DATASET:
[Start]
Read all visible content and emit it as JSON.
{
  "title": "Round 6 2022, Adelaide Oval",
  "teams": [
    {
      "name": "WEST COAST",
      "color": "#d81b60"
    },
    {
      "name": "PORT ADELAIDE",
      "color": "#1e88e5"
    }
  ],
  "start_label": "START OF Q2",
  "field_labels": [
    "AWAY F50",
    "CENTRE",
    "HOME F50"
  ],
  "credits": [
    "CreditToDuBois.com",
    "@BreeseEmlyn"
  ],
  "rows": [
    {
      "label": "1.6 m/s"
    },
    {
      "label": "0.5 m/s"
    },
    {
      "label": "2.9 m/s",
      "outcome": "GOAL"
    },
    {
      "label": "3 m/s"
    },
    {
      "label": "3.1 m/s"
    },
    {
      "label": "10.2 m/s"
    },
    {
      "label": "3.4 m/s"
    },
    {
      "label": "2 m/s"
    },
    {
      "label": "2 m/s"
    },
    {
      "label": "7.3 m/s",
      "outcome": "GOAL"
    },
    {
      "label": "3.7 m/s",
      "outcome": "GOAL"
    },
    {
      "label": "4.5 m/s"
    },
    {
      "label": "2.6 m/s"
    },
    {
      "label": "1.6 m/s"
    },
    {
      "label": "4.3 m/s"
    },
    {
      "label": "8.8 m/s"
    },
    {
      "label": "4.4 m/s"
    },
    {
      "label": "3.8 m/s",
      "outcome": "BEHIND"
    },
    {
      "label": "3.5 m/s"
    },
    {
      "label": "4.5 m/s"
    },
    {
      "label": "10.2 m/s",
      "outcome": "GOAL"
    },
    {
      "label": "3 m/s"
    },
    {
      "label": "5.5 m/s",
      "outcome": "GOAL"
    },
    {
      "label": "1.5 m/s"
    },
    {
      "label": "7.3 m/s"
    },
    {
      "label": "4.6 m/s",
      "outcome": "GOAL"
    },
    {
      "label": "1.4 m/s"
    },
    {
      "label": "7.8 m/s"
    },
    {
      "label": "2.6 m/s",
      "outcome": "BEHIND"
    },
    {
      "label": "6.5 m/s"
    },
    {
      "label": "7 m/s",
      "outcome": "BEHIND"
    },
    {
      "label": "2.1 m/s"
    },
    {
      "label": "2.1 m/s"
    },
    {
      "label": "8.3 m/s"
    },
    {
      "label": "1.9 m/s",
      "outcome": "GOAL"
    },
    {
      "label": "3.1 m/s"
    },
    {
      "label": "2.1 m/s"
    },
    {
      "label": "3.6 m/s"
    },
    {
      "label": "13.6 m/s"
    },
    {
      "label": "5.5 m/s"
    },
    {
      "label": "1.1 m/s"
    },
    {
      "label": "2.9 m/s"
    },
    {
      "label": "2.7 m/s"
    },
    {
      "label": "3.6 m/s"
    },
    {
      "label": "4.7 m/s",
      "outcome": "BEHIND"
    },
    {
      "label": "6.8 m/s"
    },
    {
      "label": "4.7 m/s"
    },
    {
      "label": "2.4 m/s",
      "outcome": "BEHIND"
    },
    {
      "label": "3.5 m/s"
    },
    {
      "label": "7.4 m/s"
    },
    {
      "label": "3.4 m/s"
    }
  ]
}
[End]
GOAL: Give back the whole listing, word for word.

RESPONSE TO THE EXERCISE:
Read all visible content and emit it as JSON.
{
  "title": "Round 6 2022, Adelaide Oval",
  "teams": [
    {
      "name": "WEST COAST",
      "color": "#d81b60"
    },
    {
      "name": "PORT ADELAIDE",
      "color": "#1e88e5"
    }
  ],
  "start_label": "START OF Q2",
  "field_labels": [
    "AWAY F50",
    "CENTRE",
    "HOME F50"
  ],
  "credits": [
    "CreditToDuBois.com",
    "@BreeseEmlyn"
  ],
  "rows": [
    {
      "label": "1.6 m/s"
    },
    {
      "label": "0.5 m/s"
    },
    {
      "label": "2.9 m/s",
      "outcome": "GOAL"
    },
    {
      "label": "3 m/s"
    },
    {
      "label": "3.1 m/s"
    },
    {
      "label": "10.2 m/s"
    },
    {
      "label": "3.4 m/s"
    },
    {
      "label": "2 m/s"
    },
    {
      "label": "2 m/s"
    },
    {
      "label": "7.3 m/s",
      "outcome": "GOAL"
    },
    {
      "label": "3.7 m/s",
      "outcome": "GOAL"
    },
    {
      "label": "4.5 m/s"
    },
    {
      "label": "2.6 m/s"
    },
    {
      "label": "1.6 m/s"
    },
    {
      "label": "4.3 m/s"
    },
    {
      "label": "8.8 m/s"
    },
    {
      "label": "4.4 m/s"
    },
    {
      "label": "3.8 m/s",
      "outcome": "BEHIND"
    },
    {
      "label": "3.5 m/s"
    },
    {
      "label": "4.5 m/s"
    },
    {
      "label": "10.2 m/s",
      "outcome": "GOAL"
    },
    {
      "label": "3 m/s"
    },
    {
      "label": "5.5 m/s",
      "outcome": "GOAL"
    },
    {
      "label": "1.5 m/s"
    },
    {
      "label": "7.3 m/s"
    },
    {
      "label": "4.6 m/s",
      "outcome": "GOAL"
    },
    {
      "label": "1.4 m/s"
    },
    {
      "label": "7.8 m/s"
    },
    {
      "label": "2.6 m/s",
      "outcome": "BEHIND"
    },
    {
      "label": "6.5 m/s"
    },
    {
      "label": "7 m/s",
      "outcome": "BEHIND"
    },
    {
      "label": "2.1 m/s"
    },
    {
      "label": "2.1 m/s"
    },
    {
      "label": "8.3 m/s"
    },
    {
      "label": "1.9 m/s",
      "outcome": "GOAL"
    },
    {
      "label": "3.1 m/s"
    },
    {
      "label": "2.1 m/s"
    },
    {
      "label": "3.6 m/s"
    },
    {
      "label": "13.6 m/s"
    },
    {
      "label": "5.5 m/s"
    },
    {
      "label": "1.1 m/s"
    },
    {
      "label": "2.9 m/s"
    },
    {
      "label": "2.7 m/s"
    },
    {
      "label": "3.6 m/s"
    },
    {
      "label": "4.7 m/s",
      "outcome": "BEHIND"
    },
    {
      "label": "6.8 m/s"
    },
    {
      "label": "4.7 m/s"
    },
    {
      "label": "2.4 m/s",
      "outcome": "BEHIND"
    },
    {
      "label": "3.5 m/s"
    },
    {
      "label": "7.4 m/s"
    },
    {
      "label": "3.4 m/s"
    }
  ]
}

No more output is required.